Leider ist es nicht ganz so einfach. Auch nicht mit “recht haben” und “falsch liegen”. In der Physik geht es vor allererst einmal darum, die Natur zu beschreiben. Ein Beispiel: Nehme ich einen Stein in die Hand und lasse ihn (hier auf der Erde) fallen, dann fällt er zu Boden und tut das mit einer Beschleunigung von 9,81 m/s². Das wird immer so sein und es ist völlig egal, was Newton, Einstein oder irgendwer anderer dazu sagt. Der fallende Stein ist die Realität und selbst wenn morgen jemand ankommt und eine weitere, komplett neue Theorie der Gravitation veröffentlicht, werden Steine deswegen nicht plötzlich in den Himmel hinauf fliegen.
Isaac Newton hatte im 17. Jahrhundert als erster eine umfassende mathematische Formulierung der Gravitation gefunden. Seine große Leistung war es, dieses Phänomen als ein universales Prinzip zu erkennen. Er stellte fest, dass die Gravitation, die im Universum dafür sorgt, dass Planeten sich durchs Weltall bewegen die gleiche Gravitation ist, die auf der Erde für fallende Steine (oder Äpfel) zuständig ist und eine einzige mathematische Formulierung ausreicht, all diese unterschiedlichen Phänomene zu beschreiben.
Das ist ein wichtiger Punkt: Newtons Theorie ermöglichte es, die Realität zu beschreiben. Sie war im 17. Jahrhundert dazu in der Lage und ist das auch noch im 21. Jahrhundert. Aber keine physikalische Theorie ist absolut perfekt. Es gibt immer Unterschiede zwischen theoretischer Vorhersage und konkreter Beobachtung. Das kann daran liegen, dass die Beobachtungen und Messungen zwangsweise immer mit kleinen Fehlern behaftet sind (kein Messgerät arbeitet absolut genau). Es kann aber auch daran liegen, dass die theoretische Beschreibung nicht absolut perfekt ist. Die Natur ist ein höchst komplexes Phänomen und es ist so gut wie immer unmöglich, diese Komplexität exakt im theoretischen Modell abzubilden. Noch ein Beispiel: Die Erde ist eine Kugel. Beziehungsweise: Eigentlich ist die Erde keine Kugel. Die sphärische Erde ist ein Modell; in der Realität ist unser Planet ein unregelmäßig geformter Körper mit jeder Menge Dellen und Ausbuchtungen. Wenn wir also bei der Beschreibung irgendeines natürliches Phänomen davon ausgehen, dass die Erde eine Kugel ist, machen wir einen Fehler der zu Unterschieden zwischen Theorie und Beobachtung führt.

_Extrahierte Einträge_:
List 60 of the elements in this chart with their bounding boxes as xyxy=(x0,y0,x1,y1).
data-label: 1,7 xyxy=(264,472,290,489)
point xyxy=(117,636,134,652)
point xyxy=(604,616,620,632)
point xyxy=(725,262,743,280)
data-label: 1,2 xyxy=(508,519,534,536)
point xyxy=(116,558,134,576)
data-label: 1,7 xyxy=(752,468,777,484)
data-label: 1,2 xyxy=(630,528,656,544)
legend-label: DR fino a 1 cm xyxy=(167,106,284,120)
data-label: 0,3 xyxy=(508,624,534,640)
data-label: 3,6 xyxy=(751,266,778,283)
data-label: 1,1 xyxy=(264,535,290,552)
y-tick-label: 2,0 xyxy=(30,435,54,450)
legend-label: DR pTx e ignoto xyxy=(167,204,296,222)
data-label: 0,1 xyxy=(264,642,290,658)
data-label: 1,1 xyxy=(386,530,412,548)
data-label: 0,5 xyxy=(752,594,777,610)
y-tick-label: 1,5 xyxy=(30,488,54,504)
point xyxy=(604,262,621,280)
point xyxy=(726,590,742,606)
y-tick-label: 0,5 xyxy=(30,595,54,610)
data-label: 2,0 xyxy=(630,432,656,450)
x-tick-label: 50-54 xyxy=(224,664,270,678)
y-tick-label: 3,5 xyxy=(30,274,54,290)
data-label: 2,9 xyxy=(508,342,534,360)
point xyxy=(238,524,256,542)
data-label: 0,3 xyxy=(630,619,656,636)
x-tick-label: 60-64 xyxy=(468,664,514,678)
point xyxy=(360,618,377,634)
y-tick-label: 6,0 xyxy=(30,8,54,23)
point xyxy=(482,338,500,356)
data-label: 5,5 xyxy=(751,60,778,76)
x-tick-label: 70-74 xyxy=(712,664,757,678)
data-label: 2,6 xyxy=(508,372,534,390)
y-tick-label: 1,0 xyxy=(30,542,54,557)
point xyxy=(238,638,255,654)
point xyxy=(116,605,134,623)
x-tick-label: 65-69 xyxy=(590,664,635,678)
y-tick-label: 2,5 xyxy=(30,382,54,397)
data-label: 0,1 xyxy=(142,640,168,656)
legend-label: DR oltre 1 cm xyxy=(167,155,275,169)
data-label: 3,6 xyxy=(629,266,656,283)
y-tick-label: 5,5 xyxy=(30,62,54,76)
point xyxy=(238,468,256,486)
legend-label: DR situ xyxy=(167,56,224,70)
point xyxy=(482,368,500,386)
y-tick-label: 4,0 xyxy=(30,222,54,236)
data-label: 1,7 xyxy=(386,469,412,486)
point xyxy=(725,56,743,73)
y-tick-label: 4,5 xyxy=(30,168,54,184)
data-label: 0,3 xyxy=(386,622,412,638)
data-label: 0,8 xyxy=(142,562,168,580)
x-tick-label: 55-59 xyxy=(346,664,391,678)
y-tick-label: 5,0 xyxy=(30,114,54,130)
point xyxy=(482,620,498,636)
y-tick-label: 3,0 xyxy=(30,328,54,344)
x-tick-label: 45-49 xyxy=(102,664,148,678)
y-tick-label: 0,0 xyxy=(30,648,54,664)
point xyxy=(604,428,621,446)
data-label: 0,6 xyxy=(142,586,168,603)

_Aufgabenstellung_: Mit welcher Beschleunigung fällt laut dem Text über die Gravitation ein losgelassener Stein auf der Erde zu Boden?

_Richtige Antwort_: Mit einer Beschleunigung von 9,81 m/s².